(Records from a collection of figures)
= = = = =

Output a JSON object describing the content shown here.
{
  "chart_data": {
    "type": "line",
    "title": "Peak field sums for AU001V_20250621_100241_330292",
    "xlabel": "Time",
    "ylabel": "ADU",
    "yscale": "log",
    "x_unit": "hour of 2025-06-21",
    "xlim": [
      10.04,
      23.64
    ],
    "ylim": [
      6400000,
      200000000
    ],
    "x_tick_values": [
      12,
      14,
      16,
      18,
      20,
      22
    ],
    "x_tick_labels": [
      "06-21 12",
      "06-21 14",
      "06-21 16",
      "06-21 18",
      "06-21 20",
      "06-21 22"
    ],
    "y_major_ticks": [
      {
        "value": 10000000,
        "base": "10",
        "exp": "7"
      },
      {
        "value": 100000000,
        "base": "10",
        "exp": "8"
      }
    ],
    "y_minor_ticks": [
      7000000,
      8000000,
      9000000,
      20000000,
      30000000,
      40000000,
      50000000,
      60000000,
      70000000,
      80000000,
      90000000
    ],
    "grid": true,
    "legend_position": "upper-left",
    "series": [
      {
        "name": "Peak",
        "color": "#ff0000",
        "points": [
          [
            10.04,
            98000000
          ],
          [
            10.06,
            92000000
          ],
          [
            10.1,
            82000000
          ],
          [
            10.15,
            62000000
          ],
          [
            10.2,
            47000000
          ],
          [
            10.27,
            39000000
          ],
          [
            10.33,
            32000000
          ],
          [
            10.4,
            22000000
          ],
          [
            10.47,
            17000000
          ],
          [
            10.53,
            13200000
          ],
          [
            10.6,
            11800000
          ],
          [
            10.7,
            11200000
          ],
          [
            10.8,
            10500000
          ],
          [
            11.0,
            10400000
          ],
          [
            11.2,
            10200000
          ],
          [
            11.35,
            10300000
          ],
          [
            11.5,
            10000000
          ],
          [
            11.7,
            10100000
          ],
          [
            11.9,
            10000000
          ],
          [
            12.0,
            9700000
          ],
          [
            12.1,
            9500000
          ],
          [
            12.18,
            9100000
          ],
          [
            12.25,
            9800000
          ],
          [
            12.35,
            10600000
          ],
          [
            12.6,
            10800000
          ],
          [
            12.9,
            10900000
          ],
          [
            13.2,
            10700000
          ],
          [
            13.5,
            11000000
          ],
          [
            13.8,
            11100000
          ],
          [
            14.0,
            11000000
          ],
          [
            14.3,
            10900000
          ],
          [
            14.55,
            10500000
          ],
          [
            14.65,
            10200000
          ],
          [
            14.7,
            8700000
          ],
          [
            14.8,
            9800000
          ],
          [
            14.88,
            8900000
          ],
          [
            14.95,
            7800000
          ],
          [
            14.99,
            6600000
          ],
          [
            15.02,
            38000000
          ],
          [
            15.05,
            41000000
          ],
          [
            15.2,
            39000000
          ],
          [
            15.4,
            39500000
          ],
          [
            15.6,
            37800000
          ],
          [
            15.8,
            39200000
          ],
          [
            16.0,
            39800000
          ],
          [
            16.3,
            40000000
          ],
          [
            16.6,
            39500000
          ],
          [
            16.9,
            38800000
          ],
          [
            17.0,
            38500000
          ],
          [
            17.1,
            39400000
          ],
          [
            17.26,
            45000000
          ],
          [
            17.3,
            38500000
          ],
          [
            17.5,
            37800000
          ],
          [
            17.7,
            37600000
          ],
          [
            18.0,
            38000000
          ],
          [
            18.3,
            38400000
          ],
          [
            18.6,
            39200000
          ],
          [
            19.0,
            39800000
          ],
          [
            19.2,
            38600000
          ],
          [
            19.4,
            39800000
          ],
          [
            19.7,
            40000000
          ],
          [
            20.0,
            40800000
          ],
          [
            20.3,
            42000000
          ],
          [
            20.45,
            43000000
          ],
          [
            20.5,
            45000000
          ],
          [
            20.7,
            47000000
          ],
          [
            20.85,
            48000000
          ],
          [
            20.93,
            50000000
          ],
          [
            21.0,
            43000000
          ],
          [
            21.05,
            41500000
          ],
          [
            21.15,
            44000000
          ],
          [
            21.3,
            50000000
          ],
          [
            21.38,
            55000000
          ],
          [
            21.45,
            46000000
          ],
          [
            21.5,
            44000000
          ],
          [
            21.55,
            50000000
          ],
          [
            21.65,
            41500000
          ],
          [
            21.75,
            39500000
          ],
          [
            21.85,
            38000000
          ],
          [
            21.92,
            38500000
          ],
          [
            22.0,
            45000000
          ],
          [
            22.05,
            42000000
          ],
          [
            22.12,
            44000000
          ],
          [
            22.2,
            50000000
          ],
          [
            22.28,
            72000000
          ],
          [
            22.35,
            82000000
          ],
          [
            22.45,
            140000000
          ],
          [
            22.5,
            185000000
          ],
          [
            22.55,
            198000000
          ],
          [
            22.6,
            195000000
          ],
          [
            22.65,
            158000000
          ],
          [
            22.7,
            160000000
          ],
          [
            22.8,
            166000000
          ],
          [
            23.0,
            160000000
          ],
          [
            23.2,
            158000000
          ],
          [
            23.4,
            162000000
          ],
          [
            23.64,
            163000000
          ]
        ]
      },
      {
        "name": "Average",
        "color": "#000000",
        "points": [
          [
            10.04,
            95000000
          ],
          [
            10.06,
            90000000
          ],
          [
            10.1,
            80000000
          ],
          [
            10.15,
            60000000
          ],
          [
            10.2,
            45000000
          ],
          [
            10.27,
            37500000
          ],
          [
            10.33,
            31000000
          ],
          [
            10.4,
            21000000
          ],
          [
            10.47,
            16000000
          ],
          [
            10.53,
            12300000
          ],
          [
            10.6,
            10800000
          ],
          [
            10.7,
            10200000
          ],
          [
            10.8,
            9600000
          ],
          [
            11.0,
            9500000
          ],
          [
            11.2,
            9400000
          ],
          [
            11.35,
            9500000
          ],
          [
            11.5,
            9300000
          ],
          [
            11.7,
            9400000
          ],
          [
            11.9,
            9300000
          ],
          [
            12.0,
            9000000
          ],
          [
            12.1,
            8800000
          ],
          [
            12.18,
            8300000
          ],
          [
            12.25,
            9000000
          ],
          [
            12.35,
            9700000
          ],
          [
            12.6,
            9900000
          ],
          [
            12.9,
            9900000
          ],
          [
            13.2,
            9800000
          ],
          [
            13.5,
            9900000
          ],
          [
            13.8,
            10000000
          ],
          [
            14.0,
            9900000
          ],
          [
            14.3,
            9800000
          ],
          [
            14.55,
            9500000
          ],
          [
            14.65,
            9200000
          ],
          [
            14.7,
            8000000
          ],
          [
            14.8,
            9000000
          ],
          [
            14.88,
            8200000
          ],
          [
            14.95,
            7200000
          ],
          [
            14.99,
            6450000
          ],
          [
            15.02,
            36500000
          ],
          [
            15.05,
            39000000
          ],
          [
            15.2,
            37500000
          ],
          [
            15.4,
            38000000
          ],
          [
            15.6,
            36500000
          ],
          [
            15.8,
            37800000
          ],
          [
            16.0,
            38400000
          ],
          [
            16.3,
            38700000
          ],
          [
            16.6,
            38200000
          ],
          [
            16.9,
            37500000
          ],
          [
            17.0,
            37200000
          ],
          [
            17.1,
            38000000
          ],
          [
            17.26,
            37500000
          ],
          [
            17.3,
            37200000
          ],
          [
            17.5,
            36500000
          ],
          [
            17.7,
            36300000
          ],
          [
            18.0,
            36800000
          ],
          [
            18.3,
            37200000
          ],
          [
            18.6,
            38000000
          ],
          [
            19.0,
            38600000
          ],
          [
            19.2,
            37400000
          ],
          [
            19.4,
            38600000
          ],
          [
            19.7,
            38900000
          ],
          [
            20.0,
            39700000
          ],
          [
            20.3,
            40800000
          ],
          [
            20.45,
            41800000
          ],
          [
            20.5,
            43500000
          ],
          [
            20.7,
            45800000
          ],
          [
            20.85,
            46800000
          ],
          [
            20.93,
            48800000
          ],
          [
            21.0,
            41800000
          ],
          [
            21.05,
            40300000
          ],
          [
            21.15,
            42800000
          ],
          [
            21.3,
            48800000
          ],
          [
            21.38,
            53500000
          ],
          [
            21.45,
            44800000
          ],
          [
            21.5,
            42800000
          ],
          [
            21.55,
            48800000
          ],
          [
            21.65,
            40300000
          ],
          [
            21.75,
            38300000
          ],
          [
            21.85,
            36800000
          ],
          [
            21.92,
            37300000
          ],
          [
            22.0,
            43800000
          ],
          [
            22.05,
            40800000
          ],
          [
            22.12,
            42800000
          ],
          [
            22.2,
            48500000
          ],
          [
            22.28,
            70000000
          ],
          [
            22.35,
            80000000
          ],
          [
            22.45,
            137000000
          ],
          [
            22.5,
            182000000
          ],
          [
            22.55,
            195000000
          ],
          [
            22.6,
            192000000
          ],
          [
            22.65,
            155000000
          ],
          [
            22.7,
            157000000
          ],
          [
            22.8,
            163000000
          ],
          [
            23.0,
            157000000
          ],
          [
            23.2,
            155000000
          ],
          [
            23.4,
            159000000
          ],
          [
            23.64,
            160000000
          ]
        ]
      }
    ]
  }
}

= = = = =

Search the data above for the string "Peak" and copy each line that has it.

REPLY TO THE TASK:
    "title": "Peak field sums for AU001V_20250621_100241_330292",
        "name": "Peak",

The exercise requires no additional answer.